** Begin The records **
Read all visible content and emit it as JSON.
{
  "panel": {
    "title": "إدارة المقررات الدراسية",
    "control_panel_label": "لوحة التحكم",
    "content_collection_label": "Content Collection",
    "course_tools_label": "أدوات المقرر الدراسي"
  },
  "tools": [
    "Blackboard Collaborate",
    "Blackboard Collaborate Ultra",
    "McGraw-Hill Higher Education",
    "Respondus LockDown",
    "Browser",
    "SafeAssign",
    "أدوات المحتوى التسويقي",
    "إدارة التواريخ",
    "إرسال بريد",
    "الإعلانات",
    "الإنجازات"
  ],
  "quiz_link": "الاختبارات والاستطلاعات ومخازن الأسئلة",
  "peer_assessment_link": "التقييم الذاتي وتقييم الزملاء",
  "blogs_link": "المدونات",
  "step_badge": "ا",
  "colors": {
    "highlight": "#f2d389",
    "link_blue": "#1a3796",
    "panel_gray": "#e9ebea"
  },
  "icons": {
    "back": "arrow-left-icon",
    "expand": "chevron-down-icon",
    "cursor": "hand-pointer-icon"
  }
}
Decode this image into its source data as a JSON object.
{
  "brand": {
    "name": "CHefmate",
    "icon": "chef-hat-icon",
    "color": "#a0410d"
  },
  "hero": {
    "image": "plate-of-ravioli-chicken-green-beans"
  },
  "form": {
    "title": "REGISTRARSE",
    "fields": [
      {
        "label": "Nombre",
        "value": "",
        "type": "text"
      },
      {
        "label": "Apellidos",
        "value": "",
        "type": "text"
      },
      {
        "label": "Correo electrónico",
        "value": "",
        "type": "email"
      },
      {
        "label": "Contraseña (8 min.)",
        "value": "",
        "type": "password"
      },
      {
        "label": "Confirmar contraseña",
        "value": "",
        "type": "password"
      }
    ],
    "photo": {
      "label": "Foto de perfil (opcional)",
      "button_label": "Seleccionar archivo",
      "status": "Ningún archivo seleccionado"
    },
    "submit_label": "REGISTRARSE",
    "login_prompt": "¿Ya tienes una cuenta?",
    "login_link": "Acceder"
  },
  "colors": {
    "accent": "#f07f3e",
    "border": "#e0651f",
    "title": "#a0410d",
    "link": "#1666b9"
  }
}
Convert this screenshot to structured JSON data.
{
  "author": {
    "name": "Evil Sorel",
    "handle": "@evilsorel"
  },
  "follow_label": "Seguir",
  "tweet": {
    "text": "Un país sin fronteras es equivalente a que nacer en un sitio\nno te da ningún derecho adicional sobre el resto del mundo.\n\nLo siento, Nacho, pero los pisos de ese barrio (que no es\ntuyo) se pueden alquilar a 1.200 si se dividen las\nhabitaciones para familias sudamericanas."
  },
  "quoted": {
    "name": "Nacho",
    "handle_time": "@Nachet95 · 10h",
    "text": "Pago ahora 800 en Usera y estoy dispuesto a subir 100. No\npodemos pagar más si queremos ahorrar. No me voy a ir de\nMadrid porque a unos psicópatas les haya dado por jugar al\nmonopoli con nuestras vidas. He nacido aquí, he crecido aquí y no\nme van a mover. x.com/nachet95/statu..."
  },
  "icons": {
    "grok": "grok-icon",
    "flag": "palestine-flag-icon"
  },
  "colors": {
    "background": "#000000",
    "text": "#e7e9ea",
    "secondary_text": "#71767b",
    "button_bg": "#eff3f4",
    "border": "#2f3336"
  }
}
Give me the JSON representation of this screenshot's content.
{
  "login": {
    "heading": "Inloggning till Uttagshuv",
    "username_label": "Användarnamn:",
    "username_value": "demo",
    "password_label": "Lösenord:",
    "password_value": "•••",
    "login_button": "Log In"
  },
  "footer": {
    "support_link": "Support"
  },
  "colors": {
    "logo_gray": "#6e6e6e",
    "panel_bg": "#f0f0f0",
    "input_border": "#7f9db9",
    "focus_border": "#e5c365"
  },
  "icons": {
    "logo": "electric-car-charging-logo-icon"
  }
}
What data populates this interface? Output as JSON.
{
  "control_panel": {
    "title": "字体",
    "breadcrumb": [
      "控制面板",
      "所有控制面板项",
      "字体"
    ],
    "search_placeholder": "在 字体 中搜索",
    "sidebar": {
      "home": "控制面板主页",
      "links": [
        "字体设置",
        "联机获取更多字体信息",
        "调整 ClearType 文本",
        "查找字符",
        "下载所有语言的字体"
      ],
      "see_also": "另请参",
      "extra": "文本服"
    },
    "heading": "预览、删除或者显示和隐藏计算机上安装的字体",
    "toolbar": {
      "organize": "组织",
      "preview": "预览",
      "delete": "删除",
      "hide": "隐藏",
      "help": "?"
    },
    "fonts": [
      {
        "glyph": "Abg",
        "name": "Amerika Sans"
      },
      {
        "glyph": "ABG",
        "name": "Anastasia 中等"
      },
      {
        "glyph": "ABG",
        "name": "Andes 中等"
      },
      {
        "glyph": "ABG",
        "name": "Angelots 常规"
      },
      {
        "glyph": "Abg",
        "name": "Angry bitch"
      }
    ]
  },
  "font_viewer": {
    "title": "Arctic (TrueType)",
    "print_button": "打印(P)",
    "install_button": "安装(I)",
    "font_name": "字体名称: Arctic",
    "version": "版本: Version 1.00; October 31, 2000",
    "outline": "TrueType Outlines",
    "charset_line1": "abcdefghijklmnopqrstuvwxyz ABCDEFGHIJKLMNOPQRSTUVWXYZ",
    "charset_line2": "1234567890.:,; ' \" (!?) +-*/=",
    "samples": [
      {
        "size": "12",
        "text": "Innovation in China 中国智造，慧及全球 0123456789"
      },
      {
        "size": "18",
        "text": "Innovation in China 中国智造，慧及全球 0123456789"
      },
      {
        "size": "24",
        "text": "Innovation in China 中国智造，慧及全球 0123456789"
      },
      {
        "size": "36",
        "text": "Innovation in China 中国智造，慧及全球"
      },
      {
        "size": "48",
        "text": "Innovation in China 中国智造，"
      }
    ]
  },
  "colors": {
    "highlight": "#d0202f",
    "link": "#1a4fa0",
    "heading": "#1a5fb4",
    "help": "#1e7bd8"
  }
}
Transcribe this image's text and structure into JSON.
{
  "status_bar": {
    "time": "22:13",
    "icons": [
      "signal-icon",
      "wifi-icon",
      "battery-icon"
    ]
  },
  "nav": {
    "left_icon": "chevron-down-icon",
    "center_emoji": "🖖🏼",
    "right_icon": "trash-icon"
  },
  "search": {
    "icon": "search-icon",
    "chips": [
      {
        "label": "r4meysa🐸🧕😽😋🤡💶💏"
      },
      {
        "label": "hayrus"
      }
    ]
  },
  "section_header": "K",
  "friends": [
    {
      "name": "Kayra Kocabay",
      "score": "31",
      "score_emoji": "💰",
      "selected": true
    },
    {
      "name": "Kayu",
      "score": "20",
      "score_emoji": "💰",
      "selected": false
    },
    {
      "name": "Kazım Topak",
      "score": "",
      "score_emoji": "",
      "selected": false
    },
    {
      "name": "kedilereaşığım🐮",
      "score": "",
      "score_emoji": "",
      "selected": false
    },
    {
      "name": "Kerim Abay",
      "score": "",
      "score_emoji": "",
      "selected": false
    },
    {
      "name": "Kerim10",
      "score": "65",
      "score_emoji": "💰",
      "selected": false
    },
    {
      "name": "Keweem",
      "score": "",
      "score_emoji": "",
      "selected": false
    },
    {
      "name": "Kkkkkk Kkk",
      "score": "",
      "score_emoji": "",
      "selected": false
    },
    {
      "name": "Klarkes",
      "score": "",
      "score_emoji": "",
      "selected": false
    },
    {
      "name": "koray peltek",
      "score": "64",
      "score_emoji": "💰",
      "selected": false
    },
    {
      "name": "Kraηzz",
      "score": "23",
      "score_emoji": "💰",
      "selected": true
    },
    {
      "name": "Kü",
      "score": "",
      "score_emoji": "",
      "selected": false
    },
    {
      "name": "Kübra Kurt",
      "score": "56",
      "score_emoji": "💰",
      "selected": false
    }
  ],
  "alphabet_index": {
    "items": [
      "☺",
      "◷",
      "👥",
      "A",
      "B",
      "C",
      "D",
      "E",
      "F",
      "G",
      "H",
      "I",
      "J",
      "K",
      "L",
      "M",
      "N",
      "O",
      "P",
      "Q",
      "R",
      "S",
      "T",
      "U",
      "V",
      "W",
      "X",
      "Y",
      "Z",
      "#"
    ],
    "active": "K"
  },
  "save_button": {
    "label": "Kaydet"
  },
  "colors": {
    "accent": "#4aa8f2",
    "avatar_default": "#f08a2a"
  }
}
** End The records **
_Task description_:
Copy out each line of the listing that holds "Collaborate".

_Answer for the task_:
    "Blackboard Collaborate",
    "Blackboard Collaborate Ultra",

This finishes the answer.